-- Task data start --

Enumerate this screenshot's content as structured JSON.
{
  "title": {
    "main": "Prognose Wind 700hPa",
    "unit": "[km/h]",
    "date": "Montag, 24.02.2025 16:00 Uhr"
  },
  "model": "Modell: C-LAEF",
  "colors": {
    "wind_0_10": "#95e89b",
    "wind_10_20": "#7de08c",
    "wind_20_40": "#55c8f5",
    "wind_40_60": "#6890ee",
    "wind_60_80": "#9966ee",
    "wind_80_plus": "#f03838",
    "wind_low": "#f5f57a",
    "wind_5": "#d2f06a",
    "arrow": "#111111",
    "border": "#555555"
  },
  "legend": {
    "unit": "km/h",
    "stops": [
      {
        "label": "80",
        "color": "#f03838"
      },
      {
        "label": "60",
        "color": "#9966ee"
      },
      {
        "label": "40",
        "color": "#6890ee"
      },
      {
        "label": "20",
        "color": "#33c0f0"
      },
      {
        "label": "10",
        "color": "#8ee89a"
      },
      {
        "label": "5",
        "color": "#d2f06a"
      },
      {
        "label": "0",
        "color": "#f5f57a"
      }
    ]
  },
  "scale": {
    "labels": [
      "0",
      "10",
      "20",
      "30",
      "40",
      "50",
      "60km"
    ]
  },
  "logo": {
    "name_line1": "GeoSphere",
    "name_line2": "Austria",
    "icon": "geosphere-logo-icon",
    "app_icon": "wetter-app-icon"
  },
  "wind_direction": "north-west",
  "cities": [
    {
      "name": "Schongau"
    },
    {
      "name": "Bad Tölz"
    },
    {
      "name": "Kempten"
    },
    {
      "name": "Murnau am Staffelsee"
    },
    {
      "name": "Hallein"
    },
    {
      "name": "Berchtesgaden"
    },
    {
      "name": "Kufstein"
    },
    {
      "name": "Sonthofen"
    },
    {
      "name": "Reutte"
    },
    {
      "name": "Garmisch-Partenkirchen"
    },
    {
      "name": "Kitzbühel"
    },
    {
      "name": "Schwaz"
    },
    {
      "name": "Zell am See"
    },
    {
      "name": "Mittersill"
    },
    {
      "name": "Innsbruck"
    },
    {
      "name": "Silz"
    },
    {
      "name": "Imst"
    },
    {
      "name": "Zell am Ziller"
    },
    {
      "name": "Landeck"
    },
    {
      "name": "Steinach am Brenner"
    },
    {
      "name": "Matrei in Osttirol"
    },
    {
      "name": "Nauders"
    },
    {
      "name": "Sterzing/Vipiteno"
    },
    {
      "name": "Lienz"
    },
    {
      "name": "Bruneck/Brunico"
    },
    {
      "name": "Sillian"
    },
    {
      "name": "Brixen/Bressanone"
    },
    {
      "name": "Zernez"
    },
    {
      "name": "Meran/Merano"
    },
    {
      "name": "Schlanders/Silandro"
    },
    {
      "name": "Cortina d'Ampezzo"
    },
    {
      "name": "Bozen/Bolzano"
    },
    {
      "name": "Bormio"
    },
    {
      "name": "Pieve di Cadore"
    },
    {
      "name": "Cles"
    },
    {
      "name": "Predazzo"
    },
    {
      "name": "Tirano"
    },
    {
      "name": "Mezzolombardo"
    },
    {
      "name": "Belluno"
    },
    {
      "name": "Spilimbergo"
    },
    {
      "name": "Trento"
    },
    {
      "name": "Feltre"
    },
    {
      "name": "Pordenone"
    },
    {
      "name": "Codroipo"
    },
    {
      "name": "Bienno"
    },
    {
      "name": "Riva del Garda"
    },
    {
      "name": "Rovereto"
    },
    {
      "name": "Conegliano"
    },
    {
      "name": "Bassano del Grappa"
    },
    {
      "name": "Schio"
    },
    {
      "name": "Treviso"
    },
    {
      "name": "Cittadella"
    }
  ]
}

-- Task data end --

Repeat each entry word for word.

**Task result:**
Enumerate this screenshot's content as structured JSON.
{
  "title": {
    "main": "Prognose Wind 700hPa",
    "unit": "[km/h]",
    "date": "Montag, 24.02.2025 16:00 Uhr"
  },
  "model": "Modell: C-LAEF",
  "colors": {
    "wind_0_10": "#95e89b",
    "wind_10_20": "#7de08c",
    "wind_20_40": "#55c8f5",
    "wind_40_60": "#6890ee",
    "wind_60_80": "#9966ee",
    "wind_80_plus": "#f03838",
    "wind_low": "#f5f57a",
    "wind_5": "#d2f06a",
    "arrow": "#111111",
    "border": "#555555"
  },
  "legend": {
    "unit": "km/h",
    "stops": [
      {
        "label": "80",
        "color": "#f03838"
      },
      {
        "label": "60",
        "color": "#9966ee"
      },
      {
        "label": "40",
        "color": "#6890ee"
      },
      {
        "label": "20",
        "color": "#33c0f0"
      },
      {
        "label": "10",
        "color": "#8ee89a"
      },
      {
        "label": "5",
        "color": "#d2f06a"
      },
      {
        "label": "0",
        "color": "#f5f57a"
      }
    ]
  },
  "scale": {
    "labels": [
      "0",
      "10",
      "20",
      "30",
      "40",
      "50",
      "60km"
    ]
  },
  "logo": {
    "name_line1": "GeoSphere",
    "name_line2": "Austria",
    "icon": "geosphere-logo-icon",
    "app_icon": "wetter-app-icon"
  },
  "wind_direction": "north-west",
  "cities": [
    {
      "name": "Schongau"
    },
    {
      "name": "Bad Tölz"
    },
    {
      "name": "Kempten"
    },
    {
      "name": "Murnau am Staffelsee"
    },
    {
      "name": "Hallein"
    },
    {
      "name": "Berchtesgaden"
    },
    {
      "name": "Kufstein"
    },
    {
      "name": "Sonthofen"
    },
    {
      "name": "Reutte"
    },
    {
      "name": "Garmisch-Partenkirchen"
    },
    {
      "name": "Kitzbühel"
    },
    {
      "name": "Schwaz"
    },
    {
      "name": "Zell am See"
    },
    {
      "name": "Mittersill"
    },
    {
      "name": "Innsbruck"
    },
    {
      "name": "Silz"
    },
    {
      "name": "Imst"
    },
    {
      "name": "Zell am Ziller"
    },
    {
      "name": "Landeck"
    },
    {
      "name": "Steinach am Brenner"
    },
    {
      "name": "Matrei in Osttirol"
    },
    {
      "name": "Nauders"
    },
    {
      "name": "Sterzing/Vipiteno"
    },
    {
      "name": "Lienz"
    },
    {
      "name": "Bruneck/Brunico"
    },
    {
      "name": "Sillian"
    },
    {
      "name": "Brixen/Bressanone"
    },
    {
      "name": "Zernez"
    },
    {
      "name": "Meran/Merano"
    },
    {
      "name": "Schlanders/Silandro"
    },
    {
      "name": "Cortina d'Ampezzo"
    },
    {
      "name": "Bozen/Bolzano"
    },
    {
      "name": "Bormio"
    },
    {
      "name": "Pieve di Cadore"
    },
    {
      "name": "Cles"
    },
    {
      "name": "Predazzo"
    },
    {
      "name": "Tirano"
    },
    {
      "name": "Mezzolombardo"
    },
    {
      "name": "Belluno"
    },
    {
      "name": "Spilimbergo"
    },
    {
      "name": "Trento"
    },
    {
      "name": "Feltre"
    },
    {
      "name": "Pordenone"
    },
    {
      "name": "Codroipo"
    },
    {
      "name": "Bienno"
    },
    {
      "name": "Riva del Garda"
    },
    {
      "name": "Rovereto"
    },
    {
      "name": "Conegliano"
    },
    {
      "name": "Bassano del Grappa"
    },
    {
      "name": "Schio"
    },
    {
      "name": "Treviso"
    },
    {
      "name": "Cittadella"
    }
  ]
}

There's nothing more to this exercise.